Jean-Luc Salomon, l'étoile filante

 

Jean-Luc Salomon au départ du GP de Formule France 1969Charade 1969 : Jean-Luc Salomon au départ du GP de Formule France qu'il va gagner / Photo collection privée

 

Il y a tout juste 50 ans, le 28 juin 1970, le pilote clermontois Jean-Luc Salomon perdait la vie sur le circuit de Rouen-les-Essarts lors d’une course de Formule 3. Il venait de décrocher un engagement chez Lotus et s’apprêtait à disputer son premier GP en Formule 1 sur le circuit de Charade.

> [CONSIGNE]:
Recopiez le passage de l'extrait fourni qui commence par « Il y a tout » et s'achève sur « circuit de Charade. », en y changeant « Lotus » en « Matra ».

> [JEU DE DONNÉES]:
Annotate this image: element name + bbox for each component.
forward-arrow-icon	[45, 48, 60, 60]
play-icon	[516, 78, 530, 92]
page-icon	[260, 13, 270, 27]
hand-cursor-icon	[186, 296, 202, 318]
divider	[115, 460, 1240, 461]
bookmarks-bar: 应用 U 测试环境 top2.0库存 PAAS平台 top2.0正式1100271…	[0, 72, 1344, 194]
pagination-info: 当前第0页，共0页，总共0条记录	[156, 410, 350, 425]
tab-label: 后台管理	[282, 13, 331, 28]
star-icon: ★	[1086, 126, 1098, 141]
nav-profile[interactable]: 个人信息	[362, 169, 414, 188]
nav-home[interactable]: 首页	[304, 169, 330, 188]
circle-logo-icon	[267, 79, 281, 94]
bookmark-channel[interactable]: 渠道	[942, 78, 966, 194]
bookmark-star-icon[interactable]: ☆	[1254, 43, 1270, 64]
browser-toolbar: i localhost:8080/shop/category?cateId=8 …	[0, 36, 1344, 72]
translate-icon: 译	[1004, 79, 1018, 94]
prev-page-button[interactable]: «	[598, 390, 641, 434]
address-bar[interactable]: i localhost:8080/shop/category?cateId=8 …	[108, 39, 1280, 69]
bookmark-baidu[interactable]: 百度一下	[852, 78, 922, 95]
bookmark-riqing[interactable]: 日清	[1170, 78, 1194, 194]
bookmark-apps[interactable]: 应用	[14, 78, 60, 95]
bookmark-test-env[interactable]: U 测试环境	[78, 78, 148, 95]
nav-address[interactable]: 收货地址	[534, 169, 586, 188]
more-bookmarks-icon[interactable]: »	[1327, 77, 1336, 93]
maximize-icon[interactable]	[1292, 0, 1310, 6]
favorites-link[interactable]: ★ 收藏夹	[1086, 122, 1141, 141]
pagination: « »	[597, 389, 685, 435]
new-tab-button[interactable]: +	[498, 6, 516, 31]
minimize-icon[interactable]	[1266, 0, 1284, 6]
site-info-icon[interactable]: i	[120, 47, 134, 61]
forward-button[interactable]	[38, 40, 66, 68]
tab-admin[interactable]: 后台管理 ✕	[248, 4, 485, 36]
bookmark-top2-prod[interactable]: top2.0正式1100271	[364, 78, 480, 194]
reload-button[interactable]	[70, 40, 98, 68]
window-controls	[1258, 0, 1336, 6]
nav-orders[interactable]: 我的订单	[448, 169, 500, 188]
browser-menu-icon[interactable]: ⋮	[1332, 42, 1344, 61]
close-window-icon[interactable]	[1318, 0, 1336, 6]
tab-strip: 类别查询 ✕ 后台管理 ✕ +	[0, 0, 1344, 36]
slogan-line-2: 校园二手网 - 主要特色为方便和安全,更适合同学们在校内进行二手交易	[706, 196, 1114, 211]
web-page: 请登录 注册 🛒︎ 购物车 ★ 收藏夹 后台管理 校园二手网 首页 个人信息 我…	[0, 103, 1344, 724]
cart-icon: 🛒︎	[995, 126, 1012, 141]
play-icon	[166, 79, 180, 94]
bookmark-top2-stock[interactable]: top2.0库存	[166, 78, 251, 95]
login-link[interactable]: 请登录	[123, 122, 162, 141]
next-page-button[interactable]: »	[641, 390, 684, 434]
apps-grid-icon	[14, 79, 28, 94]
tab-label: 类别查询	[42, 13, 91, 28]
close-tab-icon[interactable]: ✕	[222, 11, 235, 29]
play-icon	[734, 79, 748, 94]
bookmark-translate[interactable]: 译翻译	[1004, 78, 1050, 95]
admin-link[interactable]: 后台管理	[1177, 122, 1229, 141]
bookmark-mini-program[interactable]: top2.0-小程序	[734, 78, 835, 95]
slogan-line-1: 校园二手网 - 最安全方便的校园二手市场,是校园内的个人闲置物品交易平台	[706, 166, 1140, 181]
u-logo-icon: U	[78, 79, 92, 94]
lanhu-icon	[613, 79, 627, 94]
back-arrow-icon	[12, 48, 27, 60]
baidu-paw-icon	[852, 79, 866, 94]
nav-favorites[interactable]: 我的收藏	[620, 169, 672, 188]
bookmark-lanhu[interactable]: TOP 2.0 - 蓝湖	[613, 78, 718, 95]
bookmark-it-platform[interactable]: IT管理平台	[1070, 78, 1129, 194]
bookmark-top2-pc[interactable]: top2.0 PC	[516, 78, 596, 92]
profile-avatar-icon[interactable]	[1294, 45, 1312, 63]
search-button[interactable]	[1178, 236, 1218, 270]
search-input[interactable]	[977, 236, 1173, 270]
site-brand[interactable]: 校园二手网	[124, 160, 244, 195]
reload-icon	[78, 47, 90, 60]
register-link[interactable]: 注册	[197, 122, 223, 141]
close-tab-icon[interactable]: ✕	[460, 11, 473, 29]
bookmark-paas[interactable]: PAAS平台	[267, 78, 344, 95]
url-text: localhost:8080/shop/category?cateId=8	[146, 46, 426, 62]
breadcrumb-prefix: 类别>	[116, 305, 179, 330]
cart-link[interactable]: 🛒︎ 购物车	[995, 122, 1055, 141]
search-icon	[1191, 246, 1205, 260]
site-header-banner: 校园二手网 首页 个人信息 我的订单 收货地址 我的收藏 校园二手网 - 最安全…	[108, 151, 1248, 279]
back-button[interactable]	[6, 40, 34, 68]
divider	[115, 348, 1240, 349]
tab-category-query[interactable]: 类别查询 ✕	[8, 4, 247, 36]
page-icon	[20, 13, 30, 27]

> [RÉPONSE RÉDIGÉE]:
Il y a tout juste 50 ans, le 28 juin 1970, le pilote clermontois Jean-Luc Salomon perdait la vie sur le circuit de Rouen-les-Essarts lors d’une course de Formule 3. Il venait de décrocher un engagement chez Matra et s’apprêtait à disputer son premier GP en Formule 1 sur le circuit de Charade.